[start of Task material]
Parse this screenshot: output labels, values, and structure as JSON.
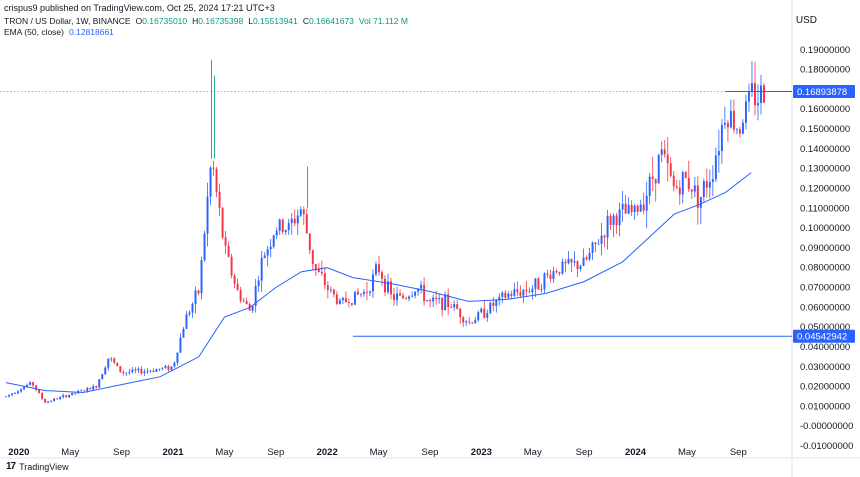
{
  "header": {
    "publisher": "crispus9 published on TradingView.com, Oct 25, 2024 17:21 UTC+3",
    "symbol": "TRON / US Dollar, 1W, BINANCE",
    "ohlc": [
      {
        "key": "O",
        "value": "0.16735010"
      },
      {
        "key": "H",
        "value": "0.16735398"
      },
      {
        "key": "L",
        "value": "0.15513941"
      },
      {
        "key": "C",
        "value": "0.16641673"
      }
    ],
    "vol": "Vol 71.112 M",
    "ema_label": "EMA (50, close)",
    "ema_value": "0.12818661",
    "currency": "USD"
  },
  "footer": {
    "brand": "TradingView",
    "logo": "17"
  },
  "colors": {
    "up": "#2962ff",
    "down": "#f23645",
    "ema": "#2962ff",
    "hline": "#2962ff",
    "price_dots": "#9598a1"
  },
  "chart_data": {
    "type": "candlestick",
    "title": "TRON / US Dollar, 1W, BINANCE",
    "y_axis": {
      "side": "right",
      "range": [
        -0.01,
        0.2
      ],
      "ticks": [
        "0.19000000",
        "0.18000000",
        "0.16000000",
        "0.15000000",
        "0.14000000",
        "0.13000000",
        "0.12000000",
        "0.11000000",
        "0.10000000",
        "0.09000000",
        "0.08000000",
        "0.07000000",
        "0.06000000",
        "0.05000000",
        "0.04000000",
        "0.03000000",
        "0.02000000",
        "0.01000000",
        "-0.00000000",
        "-0.01000000"
      ]
    },
    "x_ticks": [
      "2020",
      "May",
      "Sep",
      "2021",
      "May",
      "Sep",
      "2022",
      "May",
      "Sep",
      "2023",
      "May",
      "Sep",
      "2024",
      "May",
      "Sep"
    ],
    "x_tick_dates": [
      "2020-01",
      "2020-05",
      "2020-09",
      "2021-01",
      "2021-05",
      "2021-09",
      "2022-01",
      "2022-05",
      "2022-09",
      "2023-01",
      "2023-05",
      "2023-09",
      "2024-01",
      "2024-05",
      "2024-09"
    ],
    "price_labels": [
      {
        "value": 0.16893878,
        "label": "0.16893878",
        "style": "dotted"
      },
      {
        "value": 0.04542942,
        "label": "0.04542942",
        "style": "solid"
      }
    ],
    "horizontal_lines": [
      {
        "value": 0.16893878,
        "from": "2024-08",
        "to": "2024-10"
      },
      {
        "value": 0.04542942,
        "from": "2022-03",
        "to": "2024-10"
      }
    ],
    "anchor_points": [
      [
        "2019-12",
        0.015
      ],
      [
        "2020-02",
        0.022
      ],
      [
        "2020-03",
        0.012
      ],
      [
        "2020-05",
        0.016
      ],
      [
        "2020-07",
        0.02
      ],
      [
        "2020-08",
        0.035
      ],
      [
        "2020-09",
        0.027
      ],
      [
        "2020-11",
        0.028
      ],
      [
        "2021-01",
        0.03
      ],
      [
        "2021-02",
        0.055
      ],
      [
        "2021-03",
        0.068
      ],
      [
        "2021-04",
        0.135
      ],
      [
        "2021-05",
        0.09
      ],
      [
        "2021-06",
        0.068
      ],
      [
        "2021-07",
        0.058
      ],
      [
        "2021-08",
        0.085
      ],
      [
        "2021-09",
        0.1
      ],
      [
        "2021-10",
        0.1
      ],
      [
        "2021-11",
        0.11
      ],
      [
        "2021-12",
        0.08
      ],
      [
        "2022-01",
        0.07
      ],
      [
        "2022-02",
        0.062
      ],
      [
        "2022-03",
        0.065
      ],
      [
        "2022-04",
        0.068
      ],
      [
        "2022-05",
        0.08
      ],
      [
        "2022-06",
        0.065
      ],
      [
        "2022-07",
        0.065
      ],
      [
        "2022-08",
        0.07
      ],
      [
        "2022-09",
        0.062
      ],
      [
        "2022-10",
        0.063
      ],
      [
        "2022-11",
        0.06
      ],
      [
        "2022-12",
        0.052
      ],
      [
        "2023-01",
        0.057
      ],
      [
        "2023-03",
        0.066
      ],
      [
        "2023-05",
        0.07
      ],
      [
        "2023-07",
        0.08
      ],
      [
        "2023-09",
        0.082
      ],
      [
        "2023-10",
        0.092
      ],
      [
        "2023-11",
        0.104
      ],
      [
        "2023-12",
        0.107
      ],
      [
        "2024-01",
        0.108
      ],
      [
        "2024-02",
        0.12
      ],
      [
        "2024-03",
        0.138
      ],
      [
        "2024-04",
        0.12
      ],
      [
        "2024-05",
        0.125
      ],
      [
        "2024-06",
        0.115
      ],
      [
        "2024-07",
        0.13
      ],
      [
        "2024-08",
        0.16
      ],
      [
        "2024-09",
        0.15
      ],
      [
        "2024-10",
        0.167
      ]
    ],
    "ema": [
      [
        "2019-12",
        0.022
      ],
      [
        "2020-03",
        0.018
      ],
      [
        "2020-06",
        0.017
      ],
      [
        "2020-09",
        0.021
      ],
      [
        "2020-12",
        0.025
      ],
      [
        "2021-03",
        0.035
      ],
      [
        "2021-05",
        0.055
      ],
      [
        "2021-07",
        0.06
      ],
      [
        "2021-09",
        0.07
      ],
      [
        "2021-11",
        0.078
      ],
      [
        "2022-01",
        0.08
      ],
      [
        "2022-03",
        0.075
      ],
      [
        "2022-06",
        0.072
      ],
      [
        "2022-09",
        0.068
      ],
      [
        "2022-12",
        0.063
      ],
      [
        "2023-03",
        0.064
      ],
      [
        "2023-06",
        0.067
      ],
      [
        "2023-09",
        0.073
      ],
      [
        "2023-12",
        0.083
      ],
      [
        "2024-02",
        0.095
      ],
      [
        "2024-04",
        0.107
      ],
      [
        "2024-06",
        0.112
      ],
      [
        "2024-08",
        0.118
      ],
      [
        "2024-10",
        0.128
      ]
    ],
    "spikes": [
      {
        "date": "2021-04",
        "high": 0.185
      },
      {
        "date": "2021-04",
        "high": 0.177
      },
      {
        "date": "2021-11",
        "high": 0.131
      }
    ]
  }
}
[end of Task material]
__Task prompt__
Take every line containing the word "TradingView" and copy it.

__Finished exercise__
    "publisher": "crispus9 published on TradingView.com, Oct 25, 2024 17:21 UTC+3",
    "brand": "TradingView",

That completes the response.